### EXTRACTED INFORMATION
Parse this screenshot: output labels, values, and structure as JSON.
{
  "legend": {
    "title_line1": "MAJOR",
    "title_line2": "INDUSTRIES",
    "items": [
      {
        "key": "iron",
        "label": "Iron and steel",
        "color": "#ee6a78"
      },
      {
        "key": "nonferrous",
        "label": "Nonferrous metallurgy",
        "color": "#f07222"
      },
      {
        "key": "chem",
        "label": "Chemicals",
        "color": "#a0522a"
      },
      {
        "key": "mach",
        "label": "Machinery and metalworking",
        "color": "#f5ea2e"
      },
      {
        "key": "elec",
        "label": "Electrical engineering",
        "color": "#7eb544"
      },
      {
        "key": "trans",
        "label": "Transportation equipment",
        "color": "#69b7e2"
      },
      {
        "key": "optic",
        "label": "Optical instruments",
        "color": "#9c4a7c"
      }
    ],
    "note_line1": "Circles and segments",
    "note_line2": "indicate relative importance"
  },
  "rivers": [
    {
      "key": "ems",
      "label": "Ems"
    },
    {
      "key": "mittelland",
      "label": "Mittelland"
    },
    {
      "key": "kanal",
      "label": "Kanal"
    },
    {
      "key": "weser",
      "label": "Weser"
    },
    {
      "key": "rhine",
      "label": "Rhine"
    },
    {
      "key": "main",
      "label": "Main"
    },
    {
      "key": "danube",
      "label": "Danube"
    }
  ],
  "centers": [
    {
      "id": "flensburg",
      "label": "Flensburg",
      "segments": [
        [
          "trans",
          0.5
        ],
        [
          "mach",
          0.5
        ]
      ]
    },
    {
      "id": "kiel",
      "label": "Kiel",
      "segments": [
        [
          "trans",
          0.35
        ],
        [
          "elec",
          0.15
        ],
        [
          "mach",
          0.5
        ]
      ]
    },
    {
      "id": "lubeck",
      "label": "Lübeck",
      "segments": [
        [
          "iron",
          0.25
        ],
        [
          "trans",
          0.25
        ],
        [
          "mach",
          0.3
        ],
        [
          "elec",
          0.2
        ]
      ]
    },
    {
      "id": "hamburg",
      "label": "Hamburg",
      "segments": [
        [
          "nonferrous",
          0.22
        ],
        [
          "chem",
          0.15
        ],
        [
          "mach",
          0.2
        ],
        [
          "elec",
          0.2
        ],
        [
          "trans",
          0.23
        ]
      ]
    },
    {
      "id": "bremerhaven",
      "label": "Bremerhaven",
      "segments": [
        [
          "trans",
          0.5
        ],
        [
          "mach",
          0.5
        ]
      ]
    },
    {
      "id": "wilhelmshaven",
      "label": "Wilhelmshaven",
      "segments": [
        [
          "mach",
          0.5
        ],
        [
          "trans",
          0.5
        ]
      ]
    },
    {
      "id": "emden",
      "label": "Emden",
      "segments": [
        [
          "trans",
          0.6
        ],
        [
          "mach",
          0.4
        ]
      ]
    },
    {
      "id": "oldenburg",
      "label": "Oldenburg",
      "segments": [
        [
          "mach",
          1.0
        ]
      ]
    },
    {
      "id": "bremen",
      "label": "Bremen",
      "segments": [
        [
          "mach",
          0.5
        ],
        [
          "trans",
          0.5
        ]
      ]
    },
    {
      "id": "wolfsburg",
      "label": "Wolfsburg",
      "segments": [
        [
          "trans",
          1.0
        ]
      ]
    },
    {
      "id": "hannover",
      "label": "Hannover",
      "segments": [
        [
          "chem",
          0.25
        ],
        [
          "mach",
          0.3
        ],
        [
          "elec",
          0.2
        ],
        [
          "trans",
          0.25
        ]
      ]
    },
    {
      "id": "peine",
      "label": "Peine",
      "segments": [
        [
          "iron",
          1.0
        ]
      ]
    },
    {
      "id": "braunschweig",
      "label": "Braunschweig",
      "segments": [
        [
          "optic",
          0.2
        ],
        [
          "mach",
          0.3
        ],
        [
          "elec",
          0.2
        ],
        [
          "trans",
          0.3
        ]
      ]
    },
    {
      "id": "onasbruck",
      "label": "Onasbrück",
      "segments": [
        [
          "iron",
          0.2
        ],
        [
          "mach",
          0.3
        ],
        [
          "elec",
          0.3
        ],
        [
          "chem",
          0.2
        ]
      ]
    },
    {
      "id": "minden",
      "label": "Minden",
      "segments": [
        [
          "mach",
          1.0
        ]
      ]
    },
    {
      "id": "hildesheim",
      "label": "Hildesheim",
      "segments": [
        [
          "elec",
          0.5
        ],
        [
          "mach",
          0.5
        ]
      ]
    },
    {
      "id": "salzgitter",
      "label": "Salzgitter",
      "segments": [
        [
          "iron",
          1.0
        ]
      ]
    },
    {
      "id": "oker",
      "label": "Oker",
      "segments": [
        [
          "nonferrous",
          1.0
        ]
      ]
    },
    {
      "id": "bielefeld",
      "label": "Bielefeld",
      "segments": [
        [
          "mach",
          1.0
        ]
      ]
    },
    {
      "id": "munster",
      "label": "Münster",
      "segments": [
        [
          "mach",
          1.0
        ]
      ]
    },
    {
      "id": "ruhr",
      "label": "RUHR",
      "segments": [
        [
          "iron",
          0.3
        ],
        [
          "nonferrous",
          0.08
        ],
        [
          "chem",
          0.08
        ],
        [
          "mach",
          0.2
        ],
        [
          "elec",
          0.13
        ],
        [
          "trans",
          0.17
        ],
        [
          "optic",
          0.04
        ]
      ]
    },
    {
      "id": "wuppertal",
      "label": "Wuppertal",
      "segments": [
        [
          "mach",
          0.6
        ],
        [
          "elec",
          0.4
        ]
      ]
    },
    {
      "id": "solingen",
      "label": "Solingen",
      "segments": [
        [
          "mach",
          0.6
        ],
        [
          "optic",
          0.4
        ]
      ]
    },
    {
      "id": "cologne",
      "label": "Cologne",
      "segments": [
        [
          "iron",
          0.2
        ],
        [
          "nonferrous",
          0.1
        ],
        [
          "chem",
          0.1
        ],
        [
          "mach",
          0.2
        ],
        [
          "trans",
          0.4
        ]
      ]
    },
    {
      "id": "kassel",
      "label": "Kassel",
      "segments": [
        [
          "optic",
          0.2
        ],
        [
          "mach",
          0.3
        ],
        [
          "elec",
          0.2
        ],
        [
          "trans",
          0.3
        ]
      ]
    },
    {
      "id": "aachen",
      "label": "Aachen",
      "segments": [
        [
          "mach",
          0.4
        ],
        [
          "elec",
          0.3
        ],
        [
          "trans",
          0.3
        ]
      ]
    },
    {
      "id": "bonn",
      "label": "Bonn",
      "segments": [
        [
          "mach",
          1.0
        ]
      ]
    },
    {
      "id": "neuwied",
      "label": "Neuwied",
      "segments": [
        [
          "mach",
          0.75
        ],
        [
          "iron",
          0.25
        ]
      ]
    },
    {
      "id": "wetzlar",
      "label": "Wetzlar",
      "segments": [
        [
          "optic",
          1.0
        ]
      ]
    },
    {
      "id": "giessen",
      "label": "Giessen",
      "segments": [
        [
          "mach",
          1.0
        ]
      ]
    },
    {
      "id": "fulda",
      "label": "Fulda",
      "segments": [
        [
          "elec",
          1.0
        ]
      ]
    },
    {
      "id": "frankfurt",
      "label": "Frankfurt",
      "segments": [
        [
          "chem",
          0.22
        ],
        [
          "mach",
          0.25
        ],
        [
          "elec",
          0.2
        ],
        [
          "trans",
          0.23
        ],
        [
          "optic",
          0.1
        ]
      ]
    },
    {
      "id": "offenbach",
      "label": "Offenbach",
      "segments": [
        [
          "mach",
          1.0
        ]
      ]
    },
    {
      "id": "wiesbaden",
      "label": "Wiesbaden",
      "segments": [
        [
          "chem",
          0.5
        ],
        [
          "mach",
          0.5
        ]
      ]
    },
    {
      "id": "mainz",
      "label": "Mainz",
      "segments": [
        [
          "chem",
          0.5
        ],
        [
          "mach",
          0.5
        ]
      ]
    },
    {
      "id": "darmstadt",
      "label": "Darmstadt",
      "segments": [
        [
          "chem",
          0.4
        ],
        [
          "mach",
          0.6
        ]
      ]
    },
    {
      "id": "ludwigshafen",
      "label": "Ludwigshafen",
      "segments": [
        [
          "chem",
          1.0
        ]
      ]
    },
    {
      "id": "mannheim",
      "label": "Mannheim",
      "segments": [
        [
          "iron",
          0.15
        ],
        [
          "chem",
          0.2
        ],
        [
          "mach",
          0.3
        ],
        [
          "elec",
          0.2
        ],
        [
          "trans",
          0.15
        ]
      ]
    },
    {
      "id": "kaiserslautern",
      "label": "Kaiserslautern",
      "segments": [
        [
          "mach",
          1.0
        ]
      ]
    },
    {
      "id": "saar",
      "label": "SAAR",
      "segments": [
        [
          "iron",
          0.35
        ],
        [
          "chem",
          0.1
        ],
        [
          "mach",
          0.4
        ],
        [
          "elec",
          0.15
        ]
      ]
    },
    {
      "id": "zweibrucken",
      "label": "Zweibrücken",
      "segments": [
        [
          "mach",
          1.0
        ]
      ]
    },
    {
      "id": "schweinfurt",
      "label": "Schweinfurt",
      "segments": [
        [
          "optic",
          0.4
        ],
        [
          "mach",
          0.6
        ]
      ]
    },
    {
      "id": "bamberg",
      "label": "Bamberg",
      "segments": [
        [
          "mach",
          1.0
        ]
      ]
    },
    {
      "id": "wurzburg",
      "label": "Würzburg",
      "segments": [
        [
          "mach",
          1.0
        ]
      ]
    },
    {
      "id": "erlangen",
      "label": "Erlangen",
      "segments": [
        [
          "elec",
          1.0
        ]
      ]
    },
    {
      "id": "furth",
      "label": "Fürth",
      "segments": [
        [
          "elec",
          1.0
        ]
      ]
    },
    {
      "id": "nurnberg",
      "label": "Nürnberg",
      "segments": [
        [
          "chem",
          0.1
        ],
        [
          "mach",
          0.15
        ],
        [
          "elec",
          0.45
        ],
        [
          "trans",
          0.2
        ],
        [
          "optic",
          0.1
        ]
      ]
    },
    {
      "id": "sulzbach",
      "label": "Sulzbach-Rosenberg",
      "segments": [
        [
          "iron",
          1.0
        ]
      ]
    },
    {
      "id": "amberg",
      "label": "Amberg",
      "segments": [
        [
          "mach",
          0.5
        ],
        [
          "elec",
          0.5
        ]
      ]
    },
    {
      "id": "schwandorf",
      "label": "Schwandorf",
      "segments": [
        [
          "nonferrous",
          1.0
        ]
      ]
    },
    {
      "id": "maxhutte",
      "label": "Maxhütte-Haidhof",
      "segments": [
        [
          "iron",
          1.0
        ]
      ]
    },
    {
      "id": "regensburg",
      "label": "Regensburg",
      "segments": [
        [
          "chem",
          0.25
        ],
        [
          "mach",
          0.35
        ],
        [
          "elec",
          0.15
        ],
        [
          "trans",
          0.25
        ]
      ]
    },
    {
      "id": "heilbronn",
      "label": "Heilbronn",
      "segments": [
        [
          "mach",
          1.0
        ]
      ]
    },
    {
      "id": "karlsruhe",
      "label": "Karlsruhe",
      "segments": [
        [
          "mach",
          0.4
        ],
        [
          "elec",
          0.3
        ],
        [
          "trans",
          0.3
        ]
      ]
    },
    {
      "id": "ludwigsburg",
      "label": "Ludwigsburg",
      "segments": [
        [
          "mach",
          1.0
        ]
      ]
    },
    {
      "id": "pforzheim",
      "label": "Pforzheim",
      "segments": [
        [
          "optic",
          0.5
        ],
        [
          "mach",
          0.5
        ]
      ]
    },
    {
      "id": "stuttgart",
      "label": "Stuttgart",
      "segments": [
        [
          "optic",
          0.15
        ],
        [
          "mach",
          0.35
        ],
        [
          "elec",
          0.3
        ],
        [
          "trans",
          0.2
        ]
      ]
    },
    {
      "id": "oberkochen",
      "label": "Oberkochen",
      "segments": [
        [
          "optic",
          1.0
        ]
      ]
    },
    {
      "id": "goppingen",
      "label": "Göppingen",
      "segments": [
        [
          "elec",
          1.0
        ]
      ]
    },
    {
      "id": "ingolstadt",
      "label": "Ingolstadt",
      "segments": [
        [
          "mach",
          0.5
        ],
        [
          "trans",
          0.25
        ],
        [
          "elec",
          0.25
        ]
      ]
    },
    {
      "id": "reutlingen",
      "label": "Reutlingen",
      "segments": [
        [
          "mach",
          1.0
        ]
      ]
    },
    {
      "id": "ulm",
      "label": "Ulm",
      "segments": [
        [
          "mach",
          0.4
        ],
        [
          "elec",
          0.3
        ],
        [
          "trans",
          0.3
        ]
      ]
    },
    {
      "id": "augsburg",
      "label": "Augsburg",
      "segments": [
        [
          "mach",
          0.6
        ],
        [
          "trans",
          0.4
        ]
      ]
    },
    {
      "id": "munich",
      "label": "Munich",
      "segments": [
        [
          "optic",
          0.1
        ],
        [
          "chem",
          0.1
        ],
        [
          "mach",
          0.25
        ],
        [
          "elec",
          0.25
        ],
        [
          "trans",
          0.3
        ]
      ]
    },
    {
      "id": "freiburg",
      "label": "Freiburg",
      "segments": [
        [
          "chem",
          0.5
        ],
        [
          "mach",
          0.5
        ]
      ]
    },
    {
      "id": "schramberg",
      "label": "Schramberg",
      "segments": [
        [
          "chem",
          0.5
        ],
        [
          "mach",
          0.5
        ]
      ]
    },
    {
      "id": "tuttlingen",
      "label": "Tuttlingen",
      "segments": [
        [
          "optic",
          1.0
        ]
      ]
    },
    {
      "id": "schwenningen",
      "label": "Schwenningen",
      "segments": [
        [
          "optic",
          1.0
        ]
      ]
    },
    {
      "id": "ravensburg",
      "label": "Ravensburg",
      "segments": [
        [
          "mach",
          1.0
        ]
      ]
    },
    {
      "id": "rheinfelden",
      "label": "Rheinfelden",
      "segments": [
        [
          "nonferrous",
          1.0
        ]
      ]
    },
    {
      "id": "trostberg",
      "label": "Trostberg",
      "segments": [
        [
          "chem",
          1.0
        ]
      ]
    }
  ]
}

### TASK TO COMPLETE
Filter for "color". Return all lines that hold it.

### SOLUTION FOR THIS EXERCISE
        "color": "#ee6a78"
        "color": "#f07222"
        "color": "#a0522a"
        "color": "#f5ea2e"
        "color": "#7eb544"
        "color": "#69b7e2"
        "color": "#9c4a7c"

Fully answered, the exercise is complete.